● What is asked
Find all lines in the listing that include the word "pulizia", then copy them.

[Records from a collection]
----

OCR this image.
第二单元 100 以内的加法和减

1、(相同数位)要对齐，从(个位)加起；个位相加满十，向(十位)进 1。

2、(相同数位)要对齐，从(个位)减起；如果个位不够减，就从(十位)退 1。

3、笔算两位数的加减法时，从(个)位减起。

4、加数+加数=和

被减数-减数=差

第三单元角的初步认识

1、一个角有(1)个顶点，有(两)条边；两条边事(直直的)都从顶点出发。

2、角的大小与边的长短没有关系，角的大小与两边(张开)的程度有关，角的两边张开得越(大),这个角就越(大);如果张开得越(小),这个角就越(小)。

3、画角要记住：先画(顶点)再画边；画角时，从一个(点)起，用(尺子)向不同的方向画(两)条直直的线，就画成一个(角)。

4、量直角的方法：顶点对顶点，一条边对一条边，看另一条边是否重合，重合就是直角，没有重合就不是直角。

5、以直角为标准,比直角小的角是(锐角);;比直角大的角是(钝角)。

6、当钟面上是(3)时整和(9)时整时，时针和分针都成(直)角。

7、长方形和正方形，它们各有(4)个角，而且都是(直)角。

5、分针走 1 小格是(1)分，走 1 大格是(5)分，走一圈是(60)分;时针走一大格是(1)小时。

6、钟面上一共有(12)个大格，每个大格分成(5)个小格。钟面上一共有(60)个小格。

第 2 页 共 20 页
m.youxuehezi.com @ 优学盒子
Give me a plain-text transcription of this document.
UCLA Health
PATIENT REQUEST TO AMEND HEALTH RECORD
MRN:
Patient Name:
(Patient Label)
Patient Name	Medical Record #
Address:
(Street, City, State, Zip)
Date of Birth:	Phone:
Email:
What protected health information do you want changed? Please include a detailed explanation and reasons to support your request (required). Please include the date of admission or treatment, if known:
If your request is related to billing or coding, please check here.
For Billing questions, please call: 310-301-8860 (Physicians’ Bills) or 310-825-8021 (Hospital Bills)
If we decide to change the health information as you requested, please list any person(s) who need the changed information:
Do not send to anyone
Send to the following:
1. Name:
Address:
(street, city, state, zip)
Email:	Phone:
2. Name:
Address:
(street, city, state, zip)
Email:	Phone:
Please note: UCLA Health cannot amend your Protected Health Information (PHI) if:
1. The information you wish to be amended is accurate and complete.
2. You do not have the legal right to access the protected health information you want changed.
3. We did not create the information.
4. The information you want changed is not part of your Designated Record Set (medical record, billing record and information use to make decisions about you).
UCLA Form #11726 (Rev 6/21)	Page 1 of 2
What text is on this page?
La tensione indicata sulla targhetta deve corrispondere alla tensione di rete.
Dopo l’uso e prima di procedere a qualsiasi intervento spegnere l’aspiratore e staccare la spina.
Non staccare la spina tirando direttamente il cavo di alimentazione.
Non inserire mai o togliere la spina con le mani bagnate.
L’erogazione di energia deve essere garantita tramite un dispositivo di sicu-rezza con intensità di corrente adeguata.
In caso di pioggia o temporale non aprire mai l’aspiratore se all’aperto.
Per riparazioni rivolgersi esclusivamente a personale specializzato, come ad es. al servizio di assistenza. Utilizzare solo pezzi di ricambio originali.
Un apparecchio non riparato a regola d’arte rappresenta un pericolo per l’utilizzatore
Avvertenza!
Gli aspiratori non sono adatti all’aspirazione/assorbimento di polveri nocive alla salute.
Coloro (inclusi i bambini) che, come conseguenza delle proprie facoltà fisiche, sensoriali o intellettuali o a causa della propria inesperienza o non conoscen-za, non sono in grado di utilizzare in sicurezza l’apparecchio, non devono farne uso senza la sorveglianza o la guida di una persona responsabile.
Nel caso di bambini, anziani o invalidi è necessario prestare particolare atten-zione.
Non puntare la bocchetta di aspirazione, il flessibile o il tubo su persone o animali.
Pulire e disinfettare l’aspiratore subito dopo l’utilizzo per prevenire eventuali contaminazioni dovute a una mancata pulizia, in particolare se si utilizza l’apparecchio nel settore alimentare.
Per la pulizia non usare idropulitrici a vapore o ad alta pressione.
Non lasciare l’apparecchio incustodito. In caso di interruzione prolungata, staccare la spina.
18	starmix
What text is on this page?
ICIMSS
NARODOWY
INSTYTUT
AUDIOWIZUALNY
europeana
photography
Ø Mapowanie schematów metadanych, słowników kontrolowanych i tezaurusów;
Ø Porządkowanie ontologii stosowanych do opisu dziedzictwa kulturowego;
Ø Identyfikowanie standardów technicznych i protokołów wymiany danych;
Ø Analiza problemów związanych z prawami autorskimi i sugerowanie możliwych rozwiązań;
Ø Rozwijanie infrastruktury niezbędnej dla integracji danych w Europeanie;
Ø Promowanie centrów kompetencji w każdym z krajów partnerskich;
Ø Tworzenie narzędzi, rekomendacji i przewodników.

----

● The answer
Pulire e disinfettare l’aspiratore subito dopo l’utilizzo per prevenire eventuali contaminazioni dovute a una mancata pulizia, in particolare se si utilizza l’apparecchio nel settore alimentare.
Per la pulizia non usare idropulitrici a vapore o ad alta pressione.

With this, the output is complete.